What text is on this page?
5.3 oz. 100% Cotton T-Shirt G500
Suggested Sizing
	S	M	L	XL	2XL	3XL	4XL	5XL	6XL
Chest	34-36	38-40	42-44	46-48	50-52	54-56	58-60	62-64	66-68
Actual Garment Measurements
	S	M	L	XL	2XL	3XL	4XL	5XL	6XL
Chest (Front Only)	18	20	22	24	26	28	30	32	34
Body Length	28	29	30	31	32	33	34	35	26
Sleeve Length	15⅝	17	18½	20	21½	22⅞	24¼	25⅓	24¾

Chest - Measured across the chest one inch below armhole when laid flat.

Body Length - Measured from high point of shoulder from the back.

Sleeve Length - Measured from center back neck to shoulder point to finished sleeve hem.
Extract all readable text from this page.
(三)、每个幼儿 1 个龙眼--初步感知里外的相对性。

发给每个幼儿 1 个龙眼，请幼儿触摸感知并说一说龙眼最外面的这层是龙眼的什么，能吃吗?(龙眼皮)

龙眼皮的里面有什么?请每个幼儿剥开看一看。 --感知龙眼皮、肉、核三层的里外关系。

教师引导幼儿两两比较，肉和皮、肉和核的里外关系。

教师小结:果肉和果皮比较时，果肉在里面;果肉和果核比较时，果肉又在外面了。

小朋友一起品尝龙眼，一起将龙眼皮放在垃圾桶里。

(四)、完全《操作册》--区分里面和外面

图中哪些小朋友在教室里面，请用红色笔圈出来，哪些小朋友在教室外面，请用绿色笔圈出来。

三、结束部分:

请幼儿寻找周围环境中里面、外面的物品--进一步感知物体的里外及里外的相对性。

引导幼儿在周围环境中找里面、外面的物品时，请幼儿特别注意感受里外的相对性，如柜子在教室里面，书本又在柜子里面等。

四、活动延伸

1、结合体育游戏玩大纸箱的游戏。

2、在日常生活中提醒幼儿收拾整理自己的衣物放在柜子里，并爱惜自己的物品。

-----

Repeat the records above exactly as they appear.

**Task result**
What text is on this page?
5.3 oz. 100% Cotton T-Shirt G500
Suggested Sizing
	S	M	L	XL	2XL	3XL	4XL	5XL	6XL
Chest	34-36	38-40	42-44	46-48	50-52	54-56	58-60	62-64	66-68
Actual Garment Measurements
	S	M	L	XL	2XL	3XL	4XL	5XL	6XL
Chest (Front Only)	18	20	22	24	26	28	30	32	34
Body Length	28	29	30	31	32	33	34	35	26
Sleeve Length	15⅝	17	18½	20	21½	22⅞	24¼	25⅓	24¾

Chest - Measured across the chest one inch below armhole when laid flat.

Body Length - Measured from high point of shoulder from the back.

Sleeve Length - Measured from center back neck to shoulder point to finished sleeve hem.
Extract all readable text from this page.
(三)、每个幼儿 1 个龙眼--初步感知里外的相对性。

发给每个幼儿 1 个龙眼，请幼儿触摸感知并说一说龙眼最外面的这层是龙眼的什么，能吃吗?(龙眼皮)

龙眼皮的里面有什么?请每个幼儿剥开看一看。 --感知龙眼皮、肉、核三层的里外关系。

教师引导幼儿两两比较，肉和皮、肉和核的里外关系。

教师小结:果肉和果皮比较时，果肉在里面;果肉和果核比较时，果肉又在外面了。

小朋友一起品尝龙眼，一起将龙眼皮放在垃圾桶里。

(四)、完全《操作册》--区分里面和外面

图中哪些小朋友在教室里面，请用红色笔圈出来，哪些小朋友在教室外面，请用绿色笔圈出来。

三、结束部分:

请幼儿寻找周围环境中里面、外面的物品--进一步感知物体的里外及里外的相对性。

引导幼儿在周围环境中找里面、外面的物品时，请幼儿特别注意感受里外的相对性，如柜子在教室里面，书本又在柜子里面等。

四、活动延伸

1、结合体育游戏玩大纸箱的游戏。

2、在日常生活中提醒幼儿收拾整理自己的衣物放在柜子里，并爱惜自己的物品。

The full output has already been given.